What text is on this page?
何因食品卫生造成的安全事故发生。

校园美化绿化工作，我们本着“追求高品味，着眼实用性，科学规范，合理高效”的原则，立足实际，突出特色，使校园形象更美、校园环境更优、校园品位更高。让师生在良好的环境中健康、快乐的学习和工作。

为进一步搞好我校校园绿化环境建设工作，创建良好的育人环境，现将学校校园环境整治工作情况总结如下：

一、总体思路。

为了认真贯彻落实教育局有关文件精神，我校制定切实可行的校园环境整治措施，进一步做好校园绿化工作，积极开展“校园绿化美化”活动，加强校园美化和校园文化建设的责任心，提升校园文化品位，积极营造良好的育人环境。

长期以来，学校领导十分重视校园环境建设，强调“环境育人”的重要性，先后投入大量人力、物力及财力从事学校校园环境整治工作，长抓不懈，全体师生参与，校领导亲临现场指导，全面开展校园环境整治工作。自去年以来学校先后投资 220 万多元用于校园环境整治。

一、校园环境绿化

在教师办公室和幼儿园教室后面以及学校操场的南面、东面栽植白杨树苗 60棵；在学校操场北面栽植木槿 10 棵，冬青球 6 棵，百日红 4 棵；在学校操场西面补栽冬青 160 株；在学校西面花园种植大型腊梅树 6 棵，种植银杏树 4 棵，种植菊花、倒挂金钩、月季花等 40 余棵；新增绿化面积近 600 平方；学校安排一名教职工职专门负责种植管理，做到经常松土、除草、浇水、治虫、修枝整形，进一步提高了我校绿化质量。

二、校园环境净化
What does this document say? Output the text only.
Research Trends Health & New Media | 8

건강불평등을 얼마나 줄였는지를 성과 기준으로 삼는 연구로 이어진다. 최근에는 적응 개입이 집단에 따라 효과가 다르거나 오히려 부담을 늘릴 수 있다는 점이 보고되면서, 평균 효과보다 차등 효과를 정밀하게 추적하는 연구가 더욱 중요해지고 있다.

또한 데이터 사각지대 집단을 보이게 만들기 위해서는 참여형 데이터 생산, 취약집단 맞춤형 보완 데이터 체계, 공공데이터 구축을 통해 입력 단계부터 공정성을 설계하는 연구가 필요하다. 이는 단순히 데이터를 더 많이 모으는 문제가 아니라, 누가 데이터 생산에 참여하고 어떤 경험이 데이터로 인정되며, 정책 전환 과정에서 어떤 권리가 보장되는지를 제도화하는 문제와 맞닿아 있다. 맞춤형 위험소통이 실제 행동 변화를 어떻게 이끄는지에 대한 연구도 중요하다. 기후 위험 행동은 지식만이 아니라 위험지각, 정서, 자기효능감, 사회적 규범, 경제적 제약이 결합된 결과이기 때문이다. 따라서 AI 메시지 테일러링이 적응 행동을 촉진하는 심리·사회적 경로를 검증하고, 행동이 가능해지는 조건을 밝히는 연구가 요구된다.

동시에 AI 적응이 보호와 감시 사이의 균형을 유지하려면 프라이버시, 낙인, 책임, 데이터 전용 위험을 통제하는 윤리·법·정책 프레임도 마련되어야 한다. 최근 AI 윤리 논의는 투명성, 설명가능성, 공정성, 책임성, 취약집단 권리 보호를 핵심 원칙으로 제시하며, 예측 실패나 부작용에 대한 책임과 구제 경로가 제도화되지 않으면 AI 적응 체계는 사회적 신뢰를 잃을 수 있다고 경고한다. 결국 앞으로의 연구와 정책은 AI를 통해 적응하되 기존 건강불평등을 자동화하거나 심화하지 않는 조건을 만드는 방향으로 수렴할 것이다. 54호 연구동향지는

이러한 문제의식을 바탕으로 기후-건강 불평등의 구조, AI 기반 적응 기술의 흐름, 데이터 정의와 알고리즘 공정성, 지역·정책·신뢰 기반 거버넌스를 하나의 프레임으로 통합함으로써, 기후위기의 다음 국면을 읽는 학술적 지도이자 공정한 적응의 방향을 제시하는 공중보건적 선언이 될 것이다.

Task requirements → Repeat exactly the lines above, starting with the line that contains "What does this" and ending with the last line, both included, and nothing else.

Written reply →
What does this document say? Output the text only.
Research Trends Health & New Media | 8

건강불평등을 얼마나 줄였는지를 성과 기준으로 삼는 연구로 이어진다. 최근에는 적응 개입이 집단에 따라 효과가 다르거나 오히려 부담을 늘릴 수 있다는 점이 보고되면서, 평균 효과보다 차등 효과를 정밀하게 추적하는 연구가 더욱 중요해지고 있다.

또한 데이터 사각지대 집단을 보이게 만들기 위해서는 참여형 데이터 생산, 취약집단 맞춤형 보완 데이터 체계, 공공데이터 구축을 통해 입력 단계부터 공정성을 설계하는 연구가 필요하다. 이는 단순히 데이터를 더 많이 모으는 문제가 아니라, 누가 데이터 생산에 참여하고 어떤 경험이 데이터로 인정되며, 정책 전환 과정에서 어떤 권리가 보장되는지를 제도화하는 문제와 맞닿아 있다. 맞춤형 위험소통이 실제 행동 변화를 어떻게 이끄는지에 대한 연구도 중요하다. 기후 위험 행동은 지식만이 아니라 위험지각, 정서, 자기효능감, 사회적 규범, 경제적 제약이 결합된 결과이기 때문이다. 따라서 AI 메시지 테일러링이 적응 행동을 촉진하는 심리·사회적 경로를 검증하고, 행동이 가능해지는 조건을 밝히는 연구가 요구된다.

동시에 AI 적응이 보호와 감시 사이의 균형을 유지하려면 프라이버시, 낙인, 책임, 데이터 전용 위험을 통제하는 윤리·법·정책 프레임도 마련되어야 한다. 최근 AI 윤리 논의는 투명성, 설명가능성, 공정성, 책임성, 취약집단 권리 보호를 핵심 원칙으로 제시하며, 예측 실패나 부작용에 대한 책임과 구제 경로가 제도화되지 않으면 AI 적응 체계는 사회적 신뢰를 잃을 수 있다고 경고한다. 결국 앞으로의 연구와 정책은 AI를 통해 적응하되 기존 건강불평등을 자동화하거나 심화하지 않는 조건을 만드는 방향으로 수렴할 것이다. 54호 연구동향지는

이러한 문제의식을 바탕으로 기후-건강 불평등의 구조, AI 기반 적응 기술의 흐름, 데이터 정의와 알고리즘 공정성, 지역·정책·신뢰 기반 거버넌스를 하나의 프레임으로 통합함으로써, 기후위기의 다음 국면을 읽는 학술적 지도이자 공정한 적응의 방향을 제시하는 공중보건적 선언이 될 것이다.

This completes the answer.